What needs to be done =
Keep every line where the word "Omega" appears; drop the rest.

Data for the task =
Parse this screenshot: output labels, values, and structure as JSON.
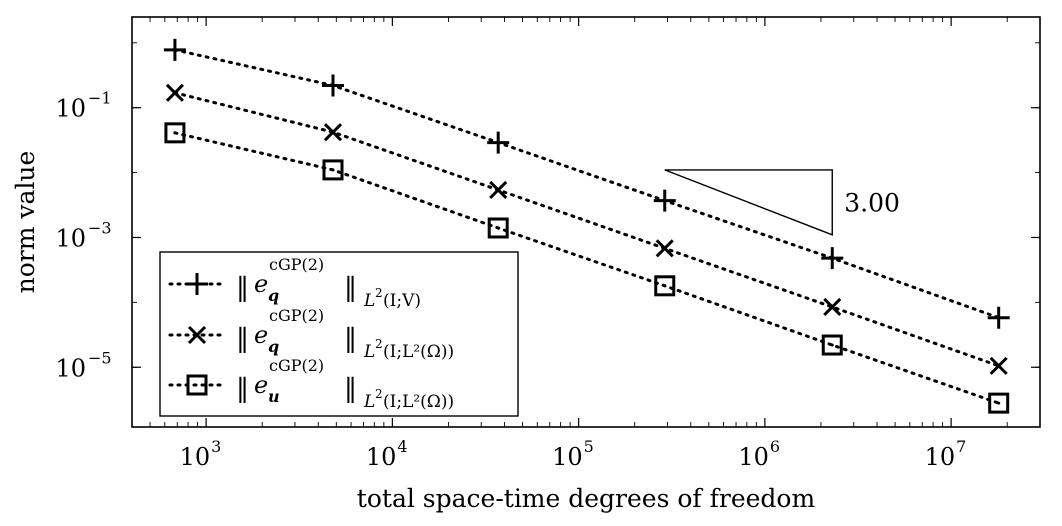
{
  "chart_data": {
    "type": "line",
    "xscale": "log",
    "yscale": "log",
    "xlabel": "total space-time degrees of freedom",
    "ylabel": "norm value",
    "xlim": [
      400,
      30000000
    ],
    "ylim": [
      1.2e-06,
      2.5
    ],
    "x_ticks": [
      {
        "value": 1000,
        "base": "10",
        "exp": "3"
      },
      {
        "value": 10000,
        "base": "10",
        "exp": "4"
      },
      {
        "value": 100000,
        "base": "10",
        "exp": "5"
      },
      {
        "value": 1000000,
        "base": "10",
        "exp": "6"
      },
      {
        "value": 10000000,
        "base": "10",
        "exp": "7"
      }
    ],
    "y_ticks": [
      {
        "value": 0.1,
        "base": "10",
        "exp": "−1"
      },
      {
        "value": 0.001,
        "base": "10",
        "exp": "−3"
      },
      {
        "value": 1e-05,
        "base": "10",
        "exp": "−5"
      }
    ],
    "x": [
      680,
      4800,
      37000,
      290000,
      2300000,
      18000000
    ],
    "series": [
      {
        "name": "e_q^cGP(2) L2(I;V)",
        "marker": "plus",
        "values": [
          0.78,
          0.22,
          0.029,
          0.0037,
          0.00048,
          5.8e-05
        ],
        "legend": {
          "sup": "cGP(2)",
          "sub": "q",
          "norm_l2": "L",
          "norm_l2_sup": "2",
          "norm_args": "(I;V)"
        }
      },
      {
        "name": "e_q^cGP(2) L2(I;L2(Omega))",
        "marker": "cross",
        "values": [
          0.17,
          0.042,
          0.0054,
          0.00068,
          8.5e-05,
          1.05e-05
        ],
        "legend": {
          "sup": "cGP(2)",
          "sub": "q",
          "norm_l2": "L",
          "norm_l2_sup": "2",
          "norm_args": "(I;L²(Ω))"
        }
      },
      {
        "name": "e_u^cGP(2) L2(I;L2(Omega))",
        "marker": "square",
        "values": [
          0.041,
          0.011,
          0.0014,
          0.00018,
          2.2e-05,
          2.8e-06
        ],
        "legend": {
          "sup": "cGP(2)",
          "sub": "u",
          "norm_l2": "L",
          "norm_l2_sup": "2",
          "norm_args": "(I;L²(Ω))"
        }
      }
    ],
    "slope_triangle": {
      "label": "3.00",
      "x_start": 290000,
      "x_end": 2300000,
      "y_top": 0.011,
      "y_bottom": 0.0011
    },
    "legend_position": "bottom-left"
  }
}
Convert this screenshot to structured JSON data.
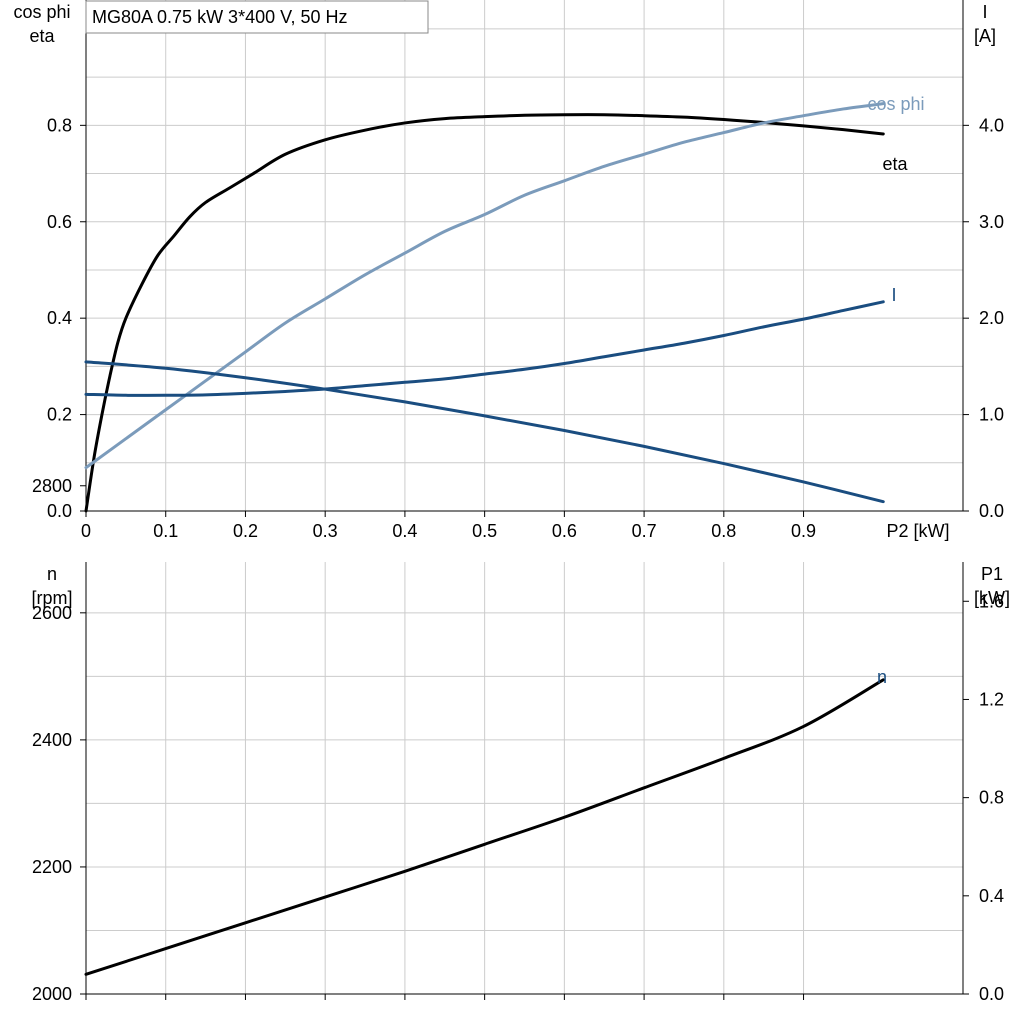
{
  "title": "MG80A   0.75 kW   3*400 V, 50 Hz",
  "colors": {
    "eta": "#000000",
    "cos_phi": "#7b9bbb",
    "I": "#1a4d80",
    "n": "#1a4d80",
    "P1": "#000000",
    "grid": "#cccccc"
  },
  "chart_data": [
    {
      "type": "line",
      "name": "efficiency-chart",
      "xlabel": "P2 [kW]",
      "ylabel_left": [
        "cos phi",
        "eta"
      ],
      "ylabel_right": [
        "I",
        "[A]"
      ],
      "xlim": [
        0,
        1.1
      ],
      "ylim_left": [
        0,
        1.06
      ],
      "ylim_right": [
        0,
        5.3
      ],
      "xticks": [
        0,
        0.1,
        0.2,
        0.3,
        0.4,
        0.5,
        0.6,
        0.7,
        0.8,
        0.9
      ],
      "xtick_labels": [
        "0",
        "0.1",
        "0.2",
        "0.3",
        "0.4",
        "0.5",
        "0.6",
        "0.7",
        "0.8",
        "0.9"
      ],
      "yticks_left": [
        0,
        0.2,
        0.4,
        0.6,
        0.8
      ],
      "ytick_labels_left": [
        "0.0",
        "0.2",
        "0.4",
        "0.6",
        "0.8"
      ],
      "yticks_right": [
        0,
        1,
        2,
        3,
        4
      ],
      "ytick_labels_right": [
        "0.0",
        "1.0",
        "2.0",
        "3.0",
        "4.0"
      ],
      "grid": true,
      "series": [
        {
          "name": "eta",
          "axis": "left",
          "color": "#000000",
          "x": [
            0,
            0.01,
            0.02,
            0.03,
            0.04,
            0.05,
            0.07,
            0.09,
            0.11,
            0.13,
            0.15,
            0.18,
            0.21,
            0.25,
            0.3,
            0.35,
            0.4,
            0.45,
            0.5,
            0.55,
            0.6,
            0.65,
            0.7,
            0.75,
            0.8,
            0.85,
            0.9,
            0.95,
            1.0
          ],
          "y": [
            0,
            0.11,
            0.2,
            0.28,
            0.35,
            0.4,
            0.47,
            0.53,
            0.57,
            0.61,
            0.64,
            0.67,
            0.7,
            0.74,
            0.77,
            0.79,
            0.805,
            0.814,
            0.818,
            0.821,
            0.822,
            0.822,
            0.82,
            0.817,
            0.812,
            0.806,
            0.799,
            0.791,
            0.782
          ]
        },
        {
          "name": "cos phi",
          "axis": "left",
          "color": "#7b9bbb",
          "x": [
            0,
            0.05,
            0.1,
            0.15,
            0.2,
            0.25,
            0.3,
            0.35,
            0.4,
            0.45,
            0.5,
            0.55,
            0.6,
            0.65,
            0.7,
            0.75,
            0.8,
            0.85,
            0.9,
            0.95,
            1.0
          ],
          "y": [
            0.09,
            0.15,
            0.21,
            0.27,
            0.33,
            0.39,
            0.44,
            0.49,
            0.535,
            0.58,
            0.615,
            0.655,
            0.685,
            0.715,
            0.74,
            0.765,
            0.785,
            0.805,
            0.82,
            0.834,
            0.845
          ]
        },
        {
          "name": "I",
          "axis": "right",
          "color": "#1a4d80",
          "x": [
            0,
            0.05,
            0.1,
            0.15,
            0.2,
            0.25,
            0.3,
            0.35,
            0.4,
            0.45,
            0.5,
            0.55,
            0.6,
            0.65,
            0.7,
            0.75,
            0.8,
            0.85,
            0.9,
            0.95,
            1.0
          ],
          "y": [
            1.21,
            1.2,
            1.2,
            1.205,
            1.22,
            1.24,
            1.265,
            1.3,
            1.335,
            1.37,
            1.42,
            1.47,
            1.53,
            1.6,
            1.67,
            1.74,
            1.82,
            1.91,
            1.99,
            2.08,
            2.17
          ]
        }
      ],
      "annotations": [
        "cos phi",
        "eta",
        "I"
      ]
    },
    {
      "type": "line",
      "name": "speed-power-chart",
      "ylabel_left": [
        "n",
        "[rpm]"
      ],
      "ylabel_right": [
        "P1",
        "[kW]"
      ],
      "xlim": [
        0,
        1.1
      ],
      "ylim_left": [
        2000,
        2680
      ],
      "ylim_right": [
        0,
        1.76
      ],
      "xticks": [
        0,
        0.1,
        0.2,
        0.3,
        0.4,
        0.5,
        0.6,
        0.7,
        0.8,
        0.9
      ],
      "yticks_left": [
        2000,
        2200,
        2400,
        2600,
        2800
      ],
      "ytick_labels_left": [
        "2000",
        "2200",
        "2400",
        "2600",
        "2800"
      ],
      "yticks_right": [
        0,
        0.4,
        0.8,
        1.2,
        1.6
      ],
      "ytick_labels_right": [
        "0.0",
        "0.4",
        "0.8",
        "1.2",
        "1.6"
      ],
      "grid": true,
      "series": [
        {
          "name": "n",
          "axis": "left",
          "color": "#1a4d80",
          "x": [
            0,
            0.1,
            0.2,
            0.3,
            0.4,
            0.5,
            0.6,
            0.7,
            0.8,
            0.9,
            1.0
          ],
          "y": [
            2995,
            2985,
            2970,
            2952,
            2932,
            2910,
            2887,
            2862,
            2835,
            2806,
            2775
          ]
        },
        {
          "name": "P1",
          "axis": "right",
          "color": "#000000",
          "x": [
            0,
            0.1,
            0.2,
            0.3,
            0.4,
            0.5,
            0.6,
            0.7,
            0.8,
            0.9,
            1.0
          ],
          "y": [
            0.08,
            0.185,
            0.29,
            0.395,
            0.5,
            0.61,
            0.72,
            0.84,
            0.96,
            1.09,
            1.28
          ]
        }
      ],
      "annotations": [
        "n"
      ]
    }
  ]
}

Answer below =
        "name": "e_q^cGP(2) L2(I;L2(Omega))",
        "name": "e_u^cGP(2) L2(I;L2(Omega))",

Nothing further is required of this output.